# [TASK GOAL]
Tell how many lines include the string "bars". Answer with a single number.

# [ENTRIES SHOWN]
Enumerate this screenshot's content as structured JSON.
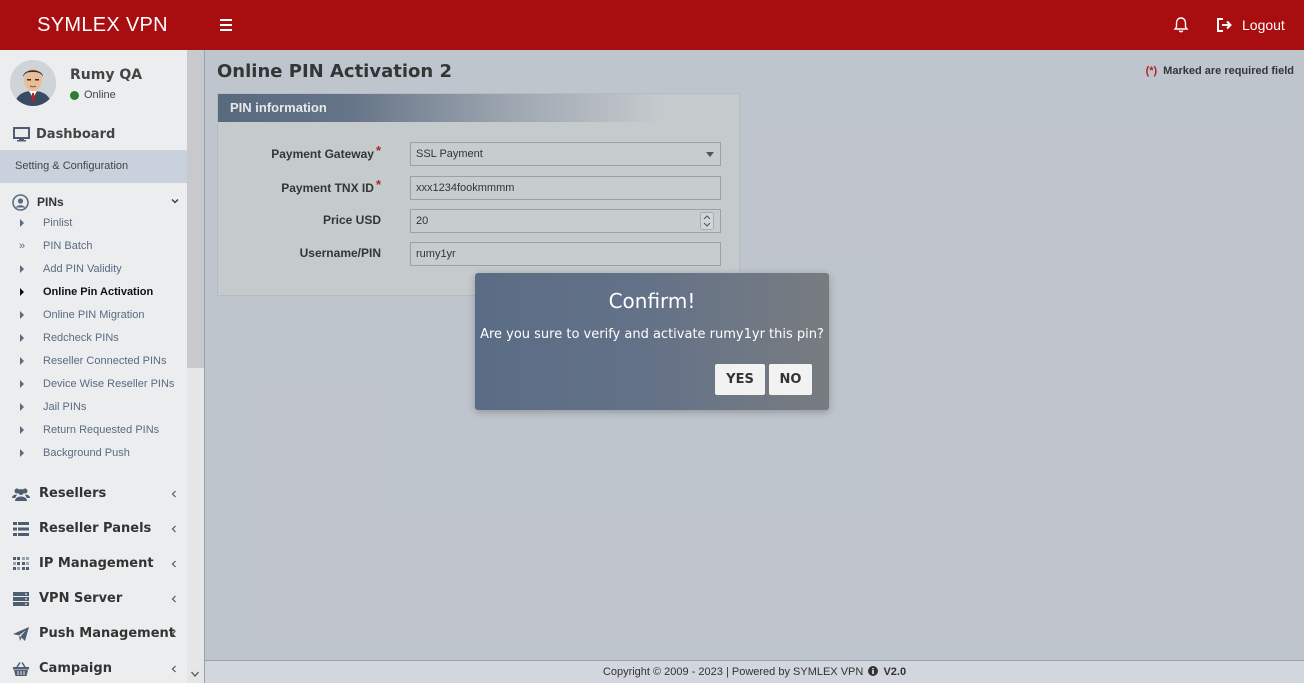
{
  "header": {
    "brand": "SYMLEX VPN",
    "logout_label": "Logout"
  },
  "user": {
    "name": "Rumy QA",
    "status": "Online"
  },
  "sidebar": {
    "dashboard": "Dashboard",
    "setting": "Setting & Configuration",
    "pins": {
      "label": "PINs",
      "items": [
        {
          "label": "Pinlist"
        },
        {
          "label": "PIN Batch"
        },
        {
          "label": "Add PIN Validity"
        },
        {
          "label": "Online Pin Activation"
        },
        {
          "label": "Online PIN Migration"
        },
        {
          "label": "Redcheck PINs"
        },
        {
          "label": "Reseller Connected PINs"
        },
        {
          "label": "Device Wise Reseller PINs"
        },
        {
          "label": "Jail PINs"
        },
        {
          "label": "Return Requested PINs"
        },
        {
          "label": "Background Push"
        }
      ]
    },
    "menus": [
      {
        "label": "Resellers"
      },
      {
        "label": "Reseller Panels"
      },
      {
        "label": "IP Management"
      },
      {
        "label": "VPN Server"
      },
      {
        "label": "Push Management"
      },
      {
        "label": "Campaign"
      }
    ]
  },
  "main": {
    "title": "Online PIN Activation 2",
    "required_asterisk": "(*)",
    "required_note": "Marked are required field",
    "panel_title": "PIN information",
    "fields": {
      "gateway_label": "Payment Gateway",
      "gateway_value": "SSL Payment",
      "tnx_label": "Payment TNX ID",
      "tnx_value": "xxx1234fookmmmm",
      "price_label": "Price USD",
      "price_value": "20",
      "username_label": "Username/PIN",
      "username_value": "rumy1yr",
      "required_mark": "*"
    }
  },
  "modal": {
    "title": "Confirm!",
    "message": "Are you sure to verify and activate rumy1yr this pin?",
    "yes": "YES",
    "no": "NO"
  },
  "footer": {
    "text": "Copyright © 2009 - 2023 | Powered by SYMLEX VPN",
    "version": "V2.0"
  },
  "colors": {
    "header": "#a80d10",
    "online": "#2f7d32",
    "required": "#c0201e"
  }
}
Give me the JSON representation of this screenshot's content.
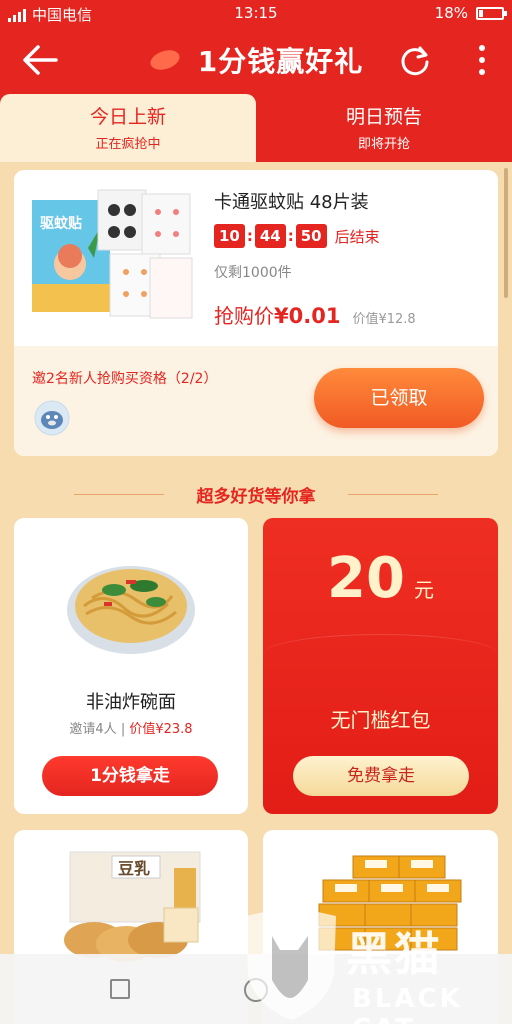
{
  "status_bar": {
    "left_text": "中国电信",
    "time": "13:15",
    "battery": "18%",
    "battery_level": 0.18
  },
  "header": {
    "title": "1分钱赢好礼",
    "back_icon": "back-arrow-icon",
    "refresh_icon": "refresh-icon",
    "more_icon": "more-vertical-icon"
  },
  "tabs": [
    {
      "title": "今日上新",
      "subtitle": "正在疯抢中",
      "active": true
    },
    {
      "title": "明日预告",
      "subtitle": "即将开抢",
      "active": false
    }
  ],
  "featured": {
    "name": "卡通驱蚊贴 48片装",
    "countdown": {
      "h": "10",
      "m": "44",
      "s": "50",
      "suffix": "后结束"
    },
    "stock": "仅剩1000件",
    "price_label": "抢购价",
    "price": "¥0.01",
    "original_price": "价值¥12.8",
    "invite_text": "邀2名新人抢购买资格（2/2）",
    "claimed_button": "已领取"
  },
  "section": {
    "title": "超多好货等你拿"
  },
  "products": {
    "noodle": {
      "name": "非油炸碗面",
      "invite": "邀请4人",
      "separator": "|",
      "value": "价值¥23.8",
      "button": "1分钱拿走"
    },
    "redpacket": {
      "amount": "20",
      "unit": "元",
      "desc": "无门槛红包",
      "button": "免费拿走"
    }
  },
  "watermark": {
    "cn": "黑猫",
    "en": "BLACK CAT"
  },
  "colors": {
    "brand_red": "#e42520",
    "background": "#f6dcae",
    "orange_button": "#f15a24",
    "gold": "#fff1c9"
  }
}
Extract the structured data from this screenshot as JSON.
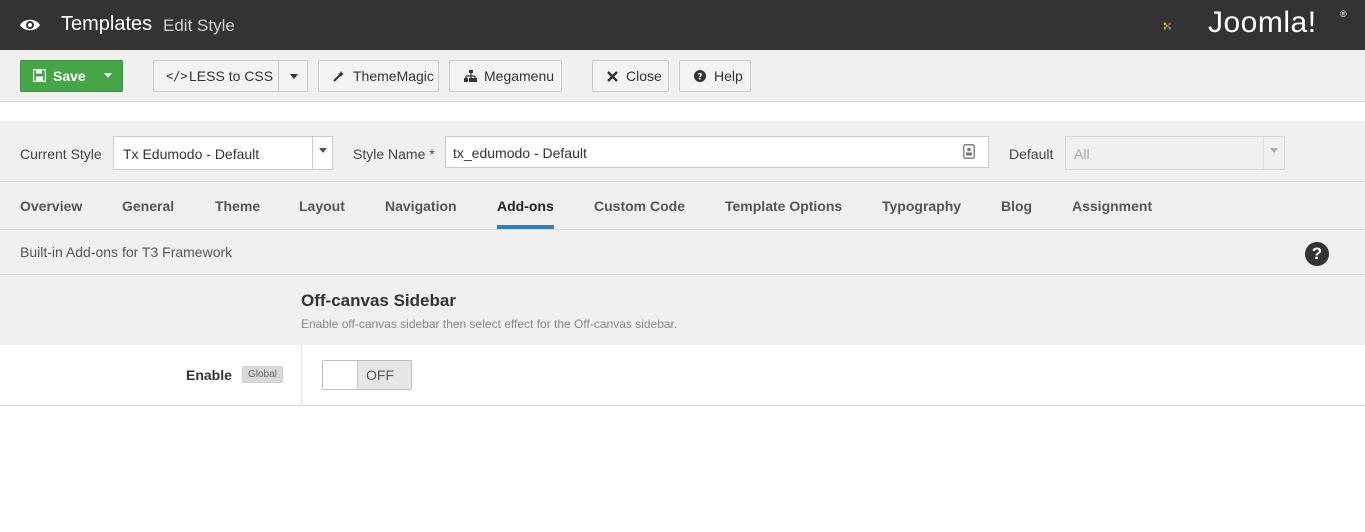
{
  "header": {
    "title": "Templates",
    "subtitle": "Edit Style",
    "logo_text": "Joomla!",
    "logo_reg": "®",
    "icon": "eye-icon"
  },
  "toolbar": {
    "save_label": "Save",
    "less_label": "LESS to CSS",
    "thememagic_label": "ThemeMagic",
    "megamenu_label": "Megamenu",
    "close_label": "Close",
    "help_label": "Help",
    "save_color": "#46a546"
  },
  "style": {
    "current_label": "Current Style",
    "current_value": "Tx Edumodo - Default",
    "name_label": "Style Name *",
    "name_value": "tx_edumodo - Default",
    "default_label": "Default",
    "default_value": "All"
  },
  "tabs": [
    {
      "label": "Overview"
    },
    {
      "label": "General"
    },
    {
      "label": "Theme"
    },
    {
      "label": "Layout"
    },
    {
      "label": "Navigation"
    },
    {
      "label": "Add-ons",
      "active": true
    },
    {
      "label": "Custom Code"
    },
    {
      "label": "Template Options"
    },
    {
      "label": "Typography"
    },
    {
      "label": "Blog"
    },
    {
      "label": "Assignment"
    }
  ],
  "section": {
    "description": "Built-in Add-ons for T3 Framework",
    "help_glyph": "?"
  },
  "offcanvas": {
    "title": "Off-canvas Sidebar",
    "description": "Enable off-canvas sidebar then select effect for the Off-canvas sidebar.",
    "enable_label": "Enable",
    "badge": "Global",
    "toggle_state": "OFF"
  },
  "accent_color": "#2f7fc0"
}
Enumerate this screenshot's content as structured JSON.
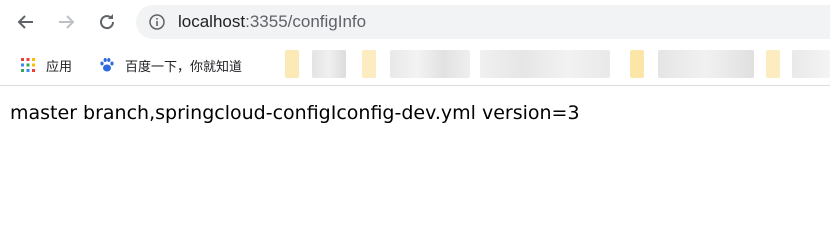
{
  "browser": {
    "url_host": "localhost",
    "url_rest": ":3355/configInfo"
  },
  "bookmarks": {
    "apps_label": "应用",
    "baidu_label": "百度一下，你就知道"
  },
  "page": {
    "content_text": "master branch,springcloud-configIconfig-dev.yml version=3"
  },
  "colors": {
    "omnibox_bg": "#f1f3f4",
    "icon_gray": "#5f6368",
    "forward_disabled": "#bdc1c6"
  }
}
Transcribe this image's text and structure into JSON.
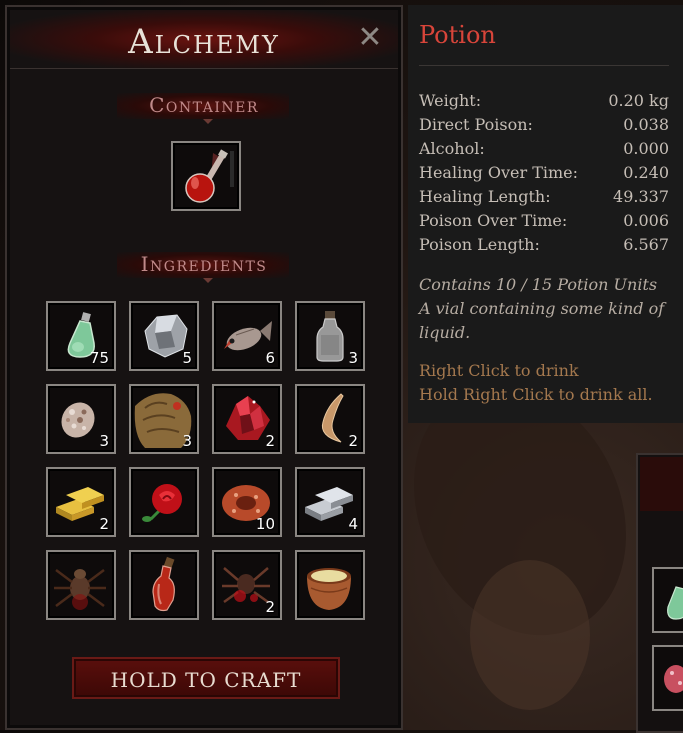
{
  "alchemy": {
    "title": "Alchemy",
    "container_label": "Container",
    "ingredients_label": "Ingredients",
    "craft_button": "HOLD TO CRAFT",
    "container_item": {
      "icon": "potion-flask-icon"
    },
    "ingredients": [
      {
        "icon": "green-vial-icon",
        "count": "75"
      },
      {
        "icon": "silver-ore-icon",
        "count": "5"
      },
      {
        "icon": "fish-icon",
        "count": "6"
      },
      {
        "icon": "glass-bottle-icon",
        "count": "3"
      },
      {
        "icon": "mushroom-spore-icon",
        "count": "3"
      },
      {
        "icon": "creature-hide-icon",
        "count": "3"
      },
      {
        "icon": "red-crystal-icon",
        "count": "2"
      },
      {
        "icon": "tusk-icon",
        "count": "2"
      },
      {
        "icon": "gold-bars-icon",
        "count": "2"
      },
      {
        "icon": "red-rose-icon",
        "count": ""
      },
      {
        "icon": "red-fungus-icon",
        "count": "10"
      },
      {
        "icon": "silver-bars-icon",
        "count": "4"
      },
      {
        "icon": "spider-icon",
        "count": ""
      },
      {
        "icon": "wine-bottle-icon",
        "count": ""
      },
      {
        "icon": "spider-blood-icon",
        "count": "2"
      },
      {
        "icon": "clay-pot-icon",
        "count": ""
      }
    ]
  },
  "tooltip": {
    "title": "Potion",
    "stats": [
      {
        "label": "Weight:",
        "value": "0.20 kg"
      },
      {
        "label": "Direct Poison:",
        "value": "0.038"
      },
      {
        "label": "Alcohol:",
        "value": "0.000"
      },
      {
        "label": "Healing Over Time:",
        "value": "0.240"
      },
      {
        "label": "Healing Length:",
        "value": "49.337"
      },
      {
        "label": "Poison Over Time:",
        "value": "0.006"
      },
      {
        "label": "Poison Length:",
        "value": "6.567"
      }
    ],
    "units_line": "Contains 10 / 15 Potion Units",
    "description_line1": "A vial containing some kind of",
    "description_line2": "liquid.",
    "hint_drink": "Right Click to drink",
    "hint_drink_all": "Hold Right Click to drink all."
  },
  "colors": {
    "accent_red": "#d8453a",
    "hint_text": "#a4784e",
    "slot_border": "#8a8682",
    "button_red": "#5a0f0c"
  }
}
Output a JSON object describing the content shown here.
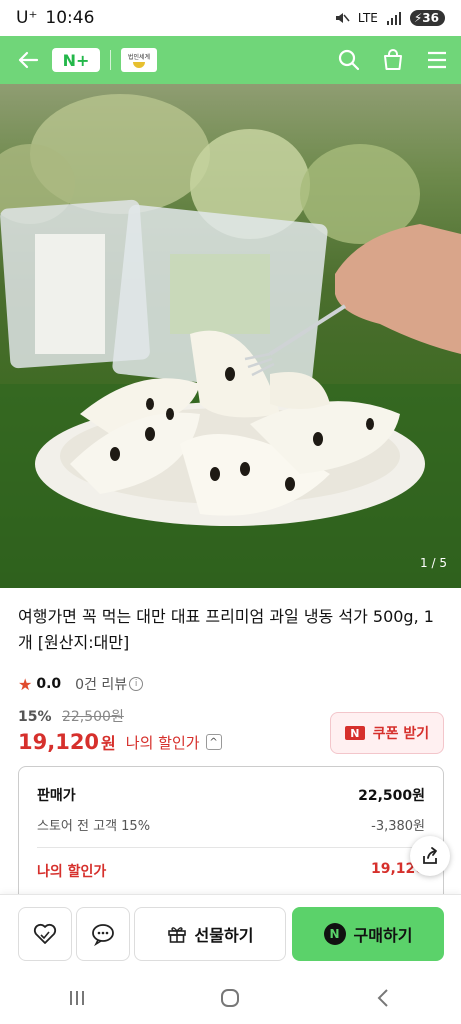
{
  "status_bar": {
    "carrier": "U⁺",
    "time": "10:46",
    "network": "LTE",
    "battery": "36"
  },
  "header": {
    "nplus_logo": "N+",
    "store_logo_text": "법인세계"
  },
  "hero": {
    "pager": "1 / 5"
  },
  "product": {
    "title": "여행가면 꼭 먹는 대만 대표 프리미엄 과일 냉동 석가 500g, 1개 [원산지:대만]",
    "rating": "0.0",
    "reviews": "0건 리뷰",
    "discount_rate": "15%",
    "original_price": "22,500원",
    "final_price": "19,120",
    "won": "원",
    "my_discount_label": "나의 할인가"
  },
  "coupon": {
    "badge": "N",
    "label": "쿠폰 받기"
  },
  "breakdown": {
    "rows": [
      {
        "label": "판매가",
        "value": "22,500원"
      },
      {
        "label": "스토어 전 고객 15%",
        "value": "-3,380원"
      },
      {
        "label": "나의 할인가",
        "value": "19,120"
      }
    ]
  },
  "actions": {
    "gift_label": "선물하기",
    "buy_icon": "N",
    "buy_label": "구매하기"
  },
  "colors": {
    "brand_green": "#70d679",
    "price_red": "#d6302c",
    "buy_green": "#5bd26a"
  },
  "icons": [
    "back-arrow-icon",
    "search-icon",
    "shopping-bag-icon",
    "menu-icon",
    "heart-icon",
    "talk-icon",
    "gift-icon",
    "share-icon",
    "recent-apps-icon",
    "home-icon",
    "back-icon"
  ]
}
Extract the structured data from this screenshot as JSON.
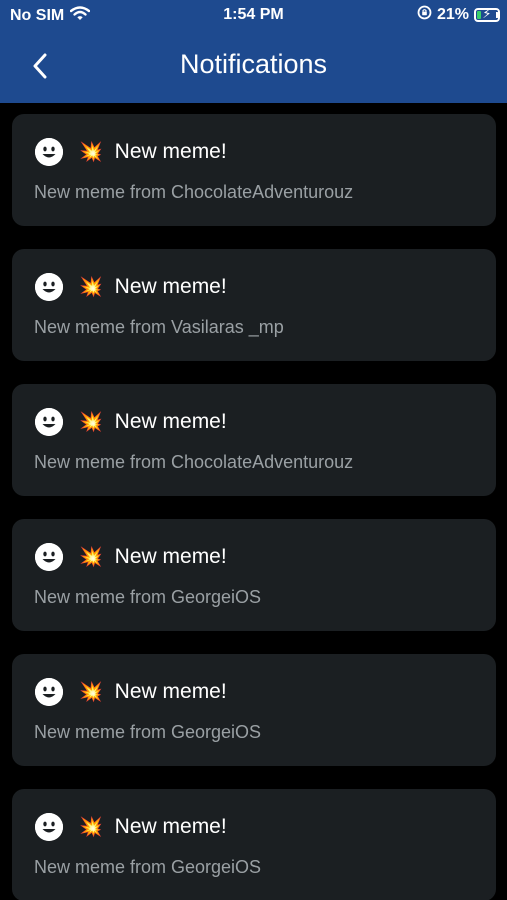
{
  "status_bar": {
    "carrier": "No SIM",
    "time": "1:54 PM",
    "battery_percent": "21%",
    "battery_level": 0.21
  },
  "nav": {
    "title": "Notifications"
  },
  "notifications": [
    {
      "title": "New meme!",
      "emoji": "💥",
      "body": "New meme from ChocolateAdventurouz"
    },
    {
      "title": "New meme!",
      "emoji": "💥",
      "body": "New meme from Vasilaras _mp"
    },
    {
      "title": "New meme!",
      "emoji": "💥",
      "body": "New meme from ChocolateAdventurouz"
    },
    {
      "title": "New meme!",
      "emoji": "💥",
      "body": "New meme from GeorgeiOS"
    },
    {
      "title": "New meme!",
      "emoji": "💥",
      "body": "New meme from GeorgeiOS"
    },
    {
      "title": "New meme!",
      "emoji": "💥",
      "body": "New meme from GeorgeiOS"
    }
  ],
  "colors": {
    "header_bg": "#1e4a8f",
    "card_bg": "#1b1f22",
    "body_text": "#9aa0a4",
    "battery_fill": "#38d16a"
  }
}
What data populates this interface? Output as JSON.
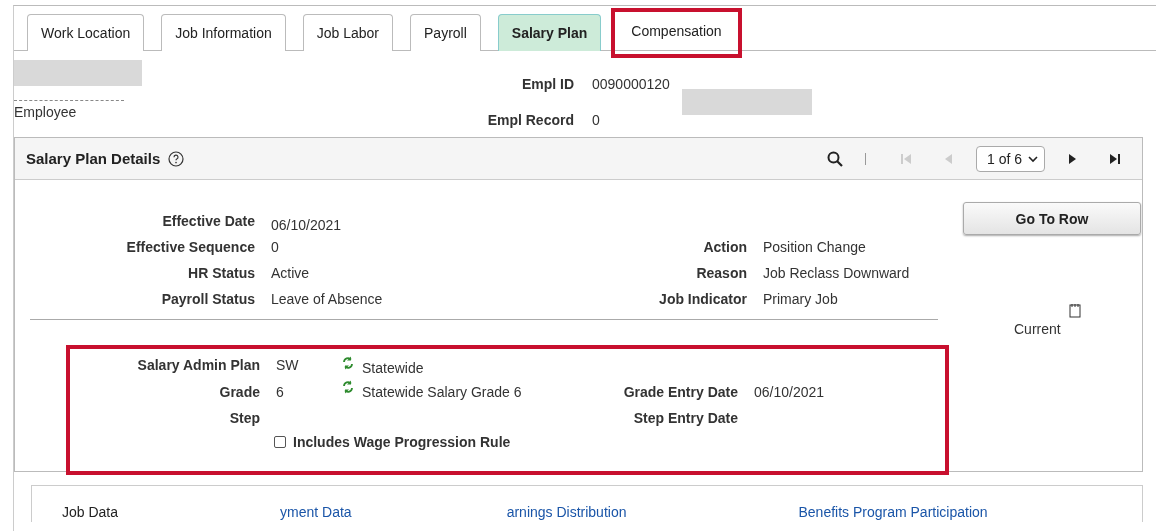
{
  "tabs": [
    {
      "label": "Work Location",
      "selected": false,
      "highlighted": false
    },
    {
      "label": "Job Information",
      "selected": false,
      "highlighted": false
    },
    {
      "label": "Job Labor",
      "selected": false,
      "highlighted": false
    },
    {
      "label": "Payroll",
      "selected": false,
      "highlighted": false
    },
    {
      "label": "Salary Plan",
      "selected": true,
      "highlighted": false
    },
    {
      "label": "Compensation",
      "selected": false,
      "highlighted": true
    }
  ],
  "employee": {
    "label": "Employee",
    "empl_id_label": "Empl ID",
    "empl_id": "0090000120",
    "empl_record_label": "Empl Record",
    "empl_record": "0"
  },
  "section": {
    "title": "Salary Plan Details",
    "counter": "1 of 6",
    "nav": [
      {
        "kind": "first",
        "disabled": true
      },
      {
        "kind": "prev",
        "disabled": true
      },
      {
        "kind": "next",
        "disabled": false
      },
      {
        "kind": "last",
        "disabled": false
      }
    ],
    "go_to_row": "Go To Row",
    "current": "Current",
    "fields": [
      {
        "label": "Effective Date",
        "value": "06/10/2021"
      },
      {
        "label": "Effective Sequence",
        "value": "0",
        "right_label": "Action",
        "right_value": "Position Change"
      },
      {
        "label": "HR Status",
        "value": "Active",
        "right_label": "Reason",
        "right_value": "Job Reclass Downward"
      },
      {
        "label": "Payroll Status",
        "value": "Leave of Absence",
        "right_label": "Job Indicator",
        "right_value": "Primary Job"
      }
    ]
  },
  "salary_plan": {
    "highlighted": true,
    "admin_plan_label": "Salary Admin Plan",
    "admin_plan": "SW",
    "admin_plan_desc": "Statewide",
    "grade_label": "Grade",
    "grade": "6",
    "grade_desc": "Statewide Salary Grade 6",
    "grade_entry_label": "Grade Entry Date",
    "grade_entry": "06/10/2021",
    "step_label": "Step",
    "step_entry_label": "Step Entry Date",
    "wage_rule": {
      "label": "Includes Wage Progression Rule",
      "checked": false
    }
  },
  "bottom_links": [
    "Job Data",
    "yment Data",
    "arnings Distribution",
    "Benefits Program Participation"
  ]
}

# [SOLUTION FOR THIS EXERCISE]
2